Report back each line of the records that contains the string "text".

Items listed in a dataset
------------------------------------------------------------------------

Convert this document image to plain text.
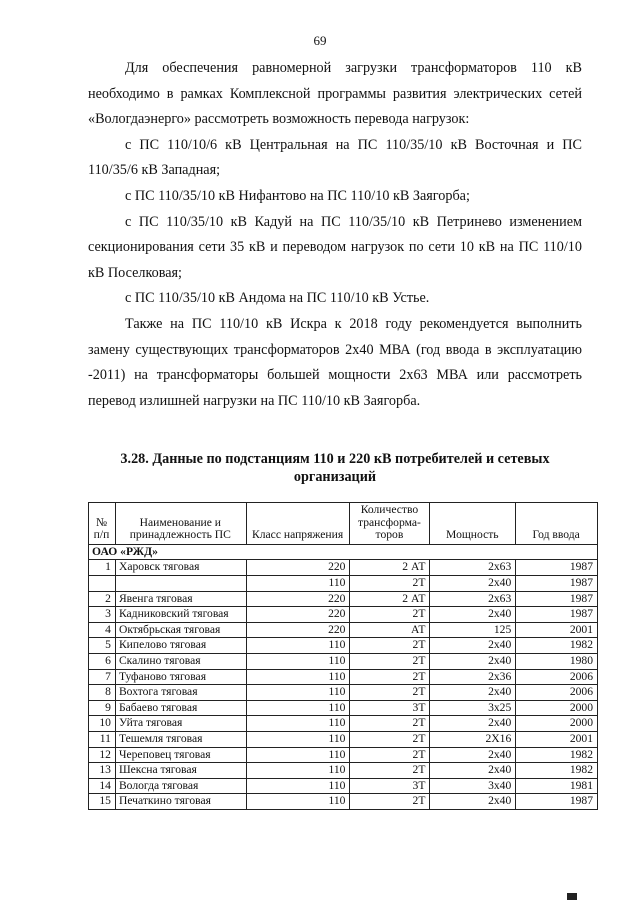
69

Для обеспечения равномерной загрузки трансформаторов 110 кВ необходимо в рамках Комплексной программы развития электрических сетей «Вологдаэнерго» рассмотреть возможность перевода нагрузок:

с ПС 110/10/6 кВ Центральная на ПС 110/35/10 кВ Восточная и ПС 110/35/6 кВ Западная;

с ПС 110/35/10 кВ Нифантово на ПС 110/10 кВ Заягорба;

с ПС 110/35/10 кВ Кадуй на ПС 110/35/10 кВ Петринево изменением секционирования сети 35 кВ и переводом нагрузок по сети 10 кВ на ПС 110/10 кВ Поселковая;

с ПС 110/35/10 кВ Андома на ПС 110/10 кВ Устье.

Также на ПС 110/10 кВ Искра к 2018 году рекомендуется выполнить замену существующих трансформаторов 2х40 МВА (год ввода в эксплуатацию -2011) на трансформаторы большей мощности 2х63 МВА или рассмотреть перевод излишней нагрузки на ПС 110/10 кВ Заягорба.

3.28. Данные по подстанциям 110 и 220 кВ потребителей и сетевых организаций
№ п/п	Наименование и принадлежность ПС	Класс напряжения	Количество трансформа-торов	Мощность	Год ввода
ОАО «РЖД»					
1	Харовск тяговая	220	2 АТ	2х63	1987
		110	2Т	2х40	1987
2	Явенга тяговая	220	2 АТ	2х63	1987
3	Кадниковский тяговая	220	2Т	2х40	1987
4	Октябрьская тяговая	220	АТ	125	2001
5	Кипелово тяговая	110	2Т	2х40	1982
6	Скалино тяговая	110	2Т	2х40	1980
7	Туфаново тяговая	110	2Т	2х36	2006
8	Вохтога тяговая	110	2Т	2х40	2006
9	Бабаево тяговая	110	3Т	3х25	2000
10	Уйта тяговая	110	2Т	2х40	2000
11	Тешемля тяговая	110	2Т	2Х16	2001
12	Череповец тяговая	110	2Т	2х40	1982
13	Шексна тяговая	110	2Т	2х40	1982
14	Вологда тяговая	110	3Т	3х40	1981
15	Печаткино тяговая	110	2Т	2х40	1987
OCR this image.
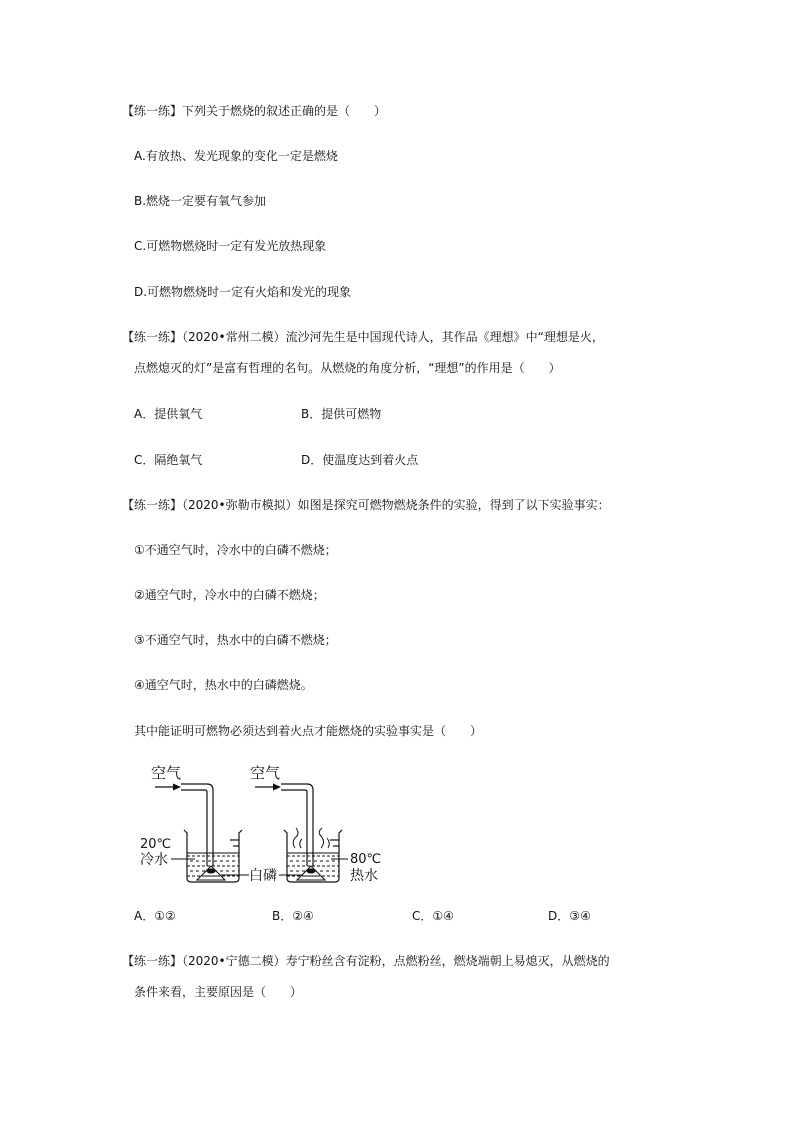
【练一练】下列关于燃烧的叙述正确的是（　　）
A.有放热、发光现象的变化一定是燃烧
B.燃烧一定要有氧气参加
C.可燃物燃烧时一定有发光放热现象
D.可燃物燃烧时一定有火焰和发光的现象
【练一练】（2020•常州二模）流沙河先生是中国现代诗人，其作品《理想》中“理想是火，
点燃熄灭的灯”是富有哲理的名句。从燃烧的角度分析，“理想”的作用是（　　）
A．提供氧气	B．提供可燃物
C．隔绝氧气	D．使温度达到着火点
【练一练】（2020•弥勒市模拟）如图是探究可燃物燃烧条件的实验，得到了以下实验事实：
①不通空气时，冷水中的白磷不燃烧；
②通空气时，冷水中的白磷不燃烧；
③不通空气时，热水中的白磷不燃烧；
④通空气时，热水中的白磷燃烧。
其中能证明可燃物必须达到着火点才能燃烧的实验事实是（　　）
空气	空气
20℃
冷水
白磷
80℃
热水
A．①②	B．②④	C．①④	D．③④
【练一练】（2020•宁德二模）寿宁粉丝含有淀粉，点燃粉丝，燃烧端朝上易熄灭，从燃烧的
条件来看，主要原因是（　　）
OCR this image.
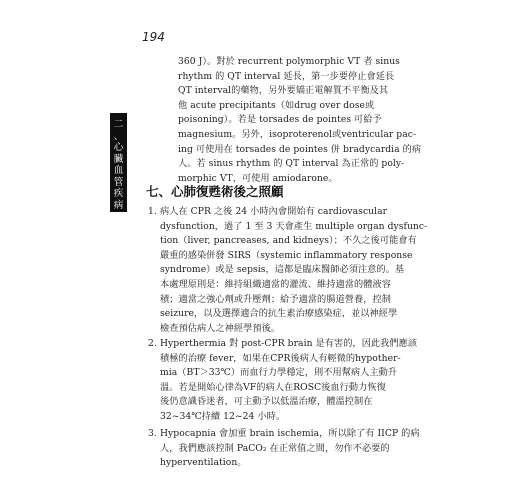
194
二
、
心
臟
血
管
疾
病
360 J）。對於 recurrent polymorphic VT 者 sinus
rhythm 的 QT interval 延長，第一步要停止會延長
QT interval的藥物，另外要矯正電解質不平衡及其
他 acute precipitants（如drug over dose或
poisoning）。若是 torsades de pointes 可給予
magnesium。另外，isoproterenol或ventricular pac-
ing 可使用在 torsades de pointes 併 bradycardia 的病
人。若 sinus rhythm 的 QT interval 為正常的 poly-
morphic VT，可使用 amiodarone。
七、心肺復甦術後之照顧
1. 病人在 CPR 之後 24 小時內會開始有 cardiovascular
dysfunction，過了 1 至 3 天會產生 multiple organ dysfunc-
tion（liver, pancreases, and kidneys）；不久之後可能會有
嚴重的感染併發 SIRS（systemic inflammatory response
syndrome）或是 sepsis，這都是臨床醫師必須注意的。基
本處理原則是：維持組織適當的灌流、維持適當的體液容
積；適當之強心劑或升壓劑；給予適當的腸道營養，控制
seizure，以及選擇適合的抗生素治療感染症，並以神經學
檢查預估病人之神經學預後。
2. Hyperthermia 對 post-CPR brain 是有害的，因此我們應該
積極的治療 fever，如果在CPR後病人有輕微的hypother-
mia（BT＞33℃）而血行力學穩定，則不用幫病人主動升
溫。若是開始心律為VF的病人在ROSC後血行動力恢復
後仍意識昏迷者，可主動予以低溫治療，體溫控制在
32~34℃持續 12~24 小時。
3. Hypocapnia 會加重 brain ischemia，所以除了有 IICP 的病
人，我們應該控制 PaCO₂ 在正常值之間，勿作不必要的
hyperventilation。
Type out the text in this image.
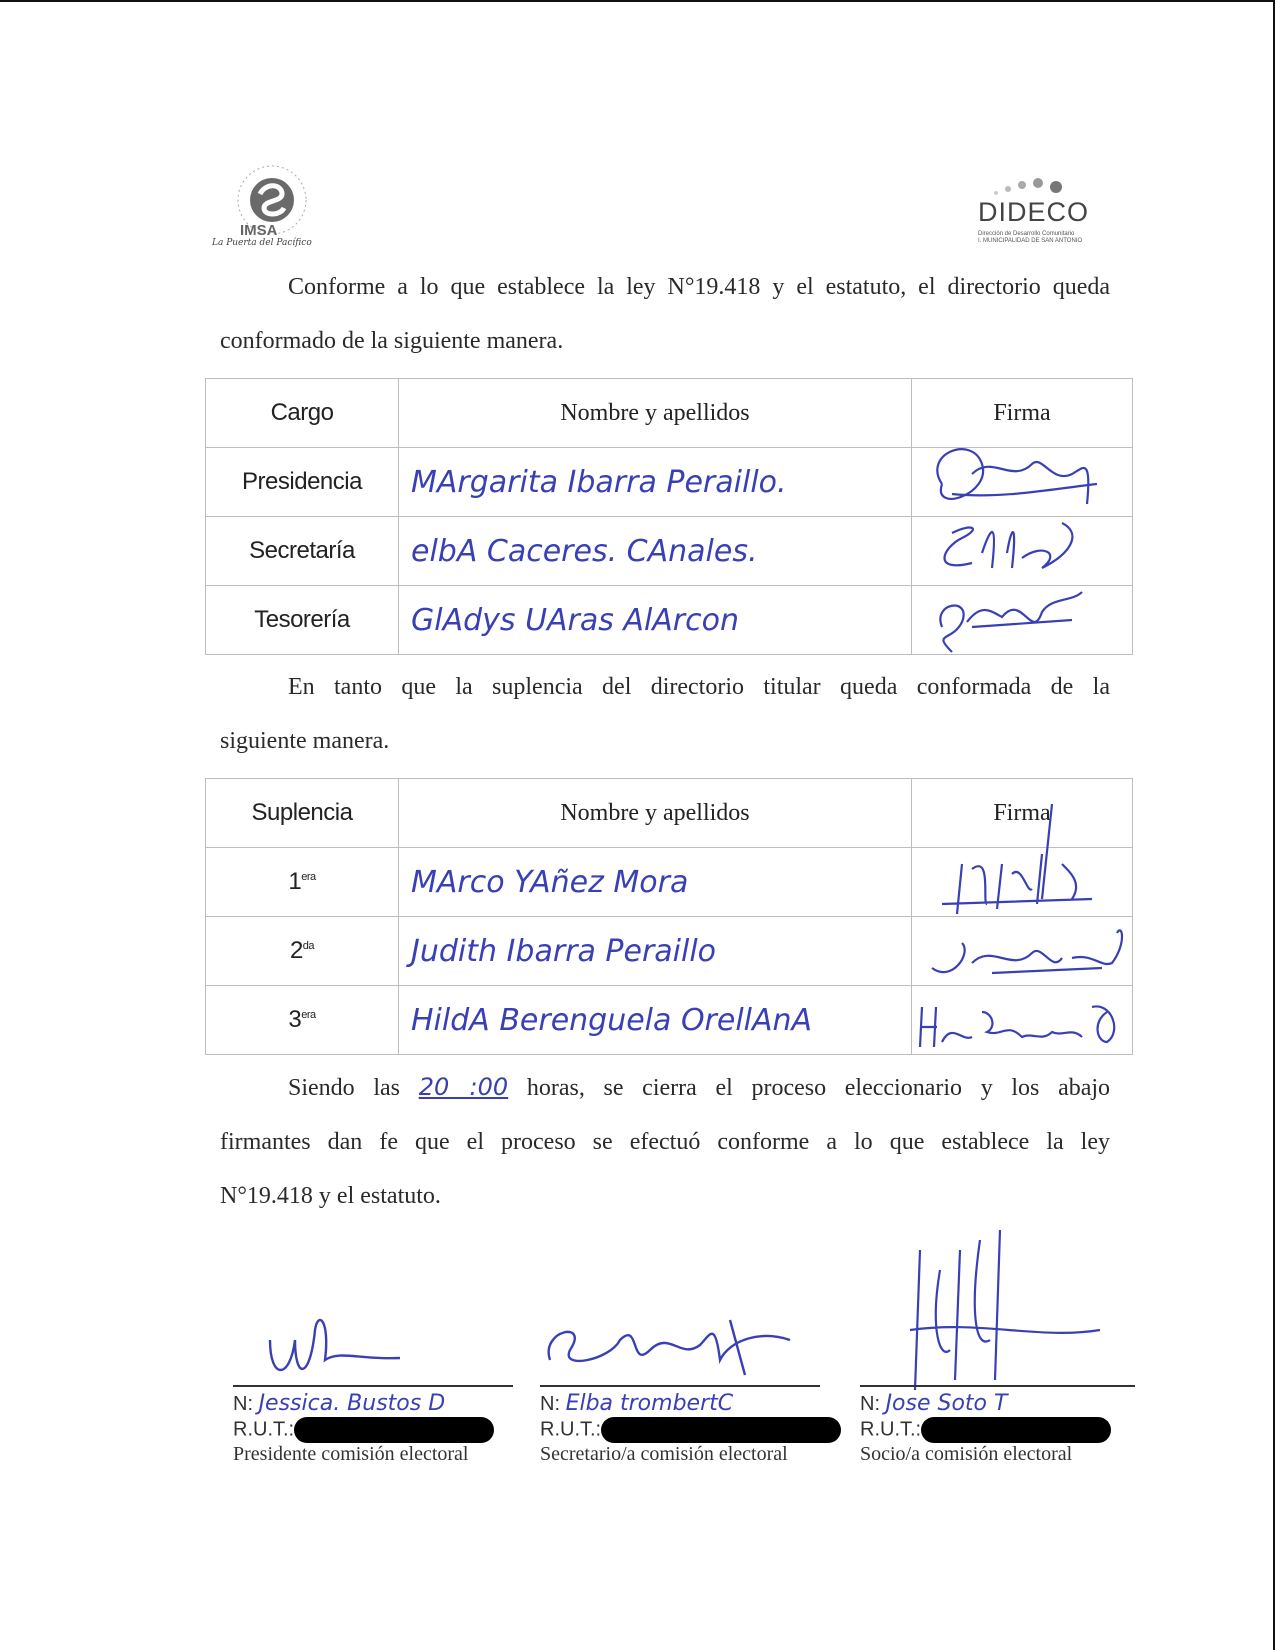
IMSA
La Puerta del Pacífico
DIDECO
Dirección de Desarrollo Comunitario
I. MUNICIPALIDAD DE SAN ANTONIO
Conforme a lo que establece la ley N°19.418 y el estatuto, el directorio queda
conformado de la siguiente manera.
Cargo	Nombre y apellidos	Firma
Presidencia	MArgarita Ibarra Peraillo.	

Secretaría	elbA Caceres. CAnales.	

Tesorería	GlAdys UAras AlArcon	
En tanto que la suplencia del directorio titular queda conformada de la
siguiente manera.
Suplencia	Nombre y apellidos	Firma
$1^{era}$	MArco YAñez Mora	

$2^{da}$	Judith Ibarra Peraillo	

$3^{era}$	HildA Berenguela OrellAnA	
Siendo las 20 :00 horas, se cierra el proceso eleccionario y los abajo
firmantes dan fe que el proceso se efectuó conforme a lo que establece la ley
N°19.418 y el estatuto.
N: Jessica. Bustos D
R.U.T.:
Presidente comisión electoral
N: Elba trombertC
R.U.T.:
Secretario/a comisión electoral
N: Jose Soto T
R.U.T.:
Socio/a comisión electoral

------------------------------------------------------------------------

TASK SOLUTION
Convert this document image to plain text.
Type out the text in this image.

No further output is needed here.